Task statement. Return all of the entries word for word, but omit the pictures they contain.

--- start Exercise material ---

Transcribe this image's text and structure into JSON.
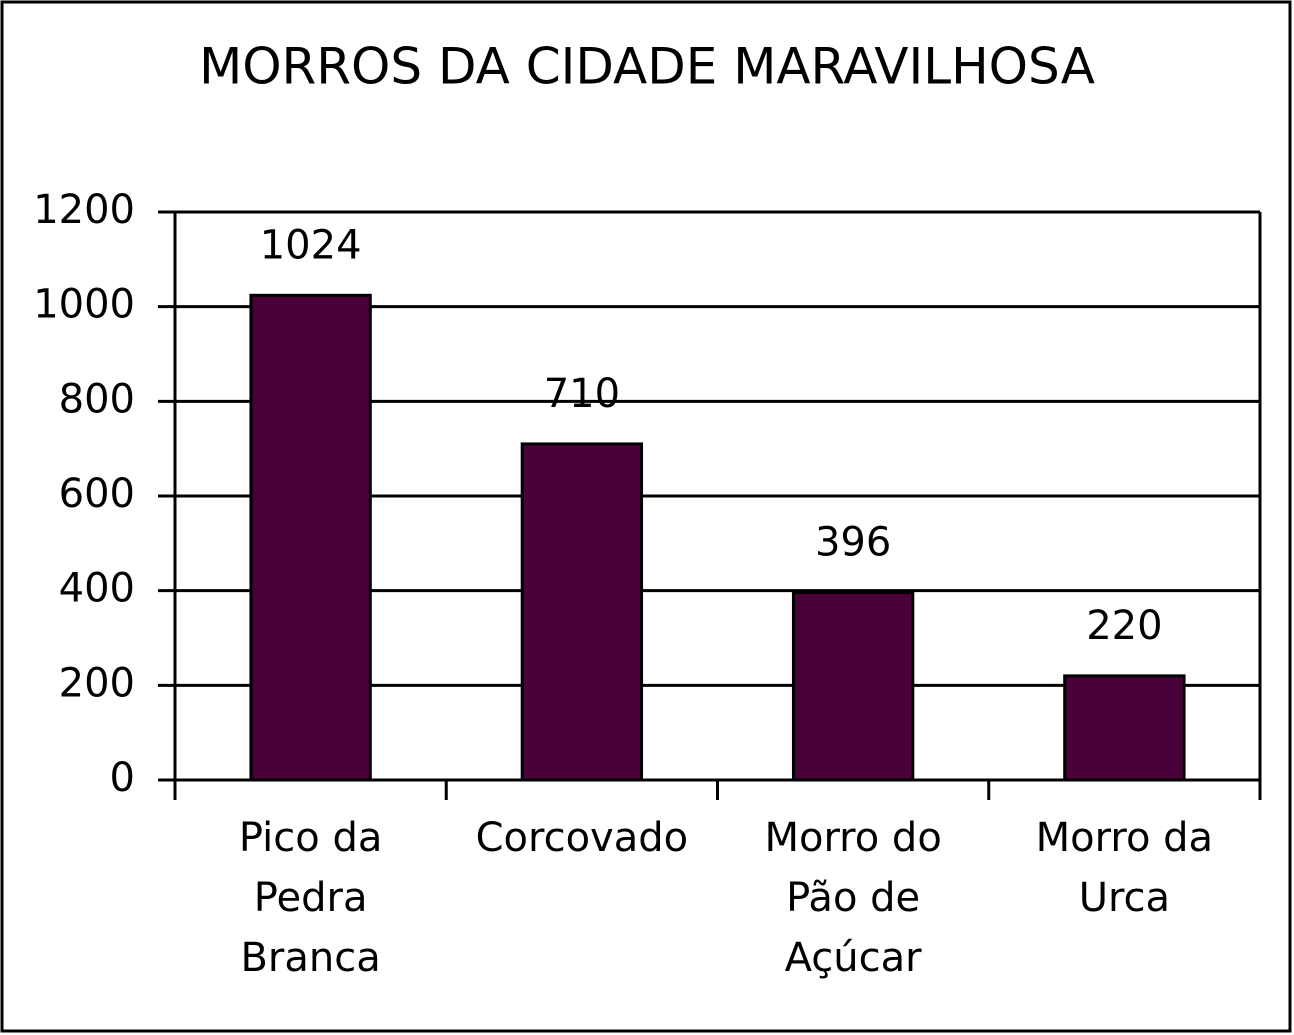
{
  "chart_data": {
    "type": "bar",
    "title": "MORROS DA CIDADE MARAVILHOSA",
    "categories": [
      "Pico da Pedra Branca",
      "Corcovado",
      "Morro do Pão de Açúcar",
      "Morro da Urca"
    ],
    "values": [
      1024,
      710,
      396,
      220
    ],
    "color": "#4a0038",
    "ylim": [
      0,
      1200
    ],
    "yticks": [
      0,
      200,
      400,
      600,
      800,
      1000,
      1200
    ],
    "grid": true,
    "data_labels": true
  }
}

--- end Exercise material ---

The result.
Transcribe this image's text and structure into JSON.
{
  "chart_data": {
    "type": "bar",
    "title": "MORROS DA CIDADE MARAVILHOSA",
    "categories": [
      "Pico da Pedra Branca",
      "Corcovado",
      "Morro do Pão de Açúcar",
      "Morro da Urca"
    ],
    "values": [
      1024,
      710,
      396,
      220
    ],
    "color": "#4a0038",
    "ylim": [
      0,
      1200
    ],
    "yticks": [
      0,
      200,
      400,
      600,
      800,
      1000,
      1200
    ],
    "grid": true,
    "data_labels": true
  }
}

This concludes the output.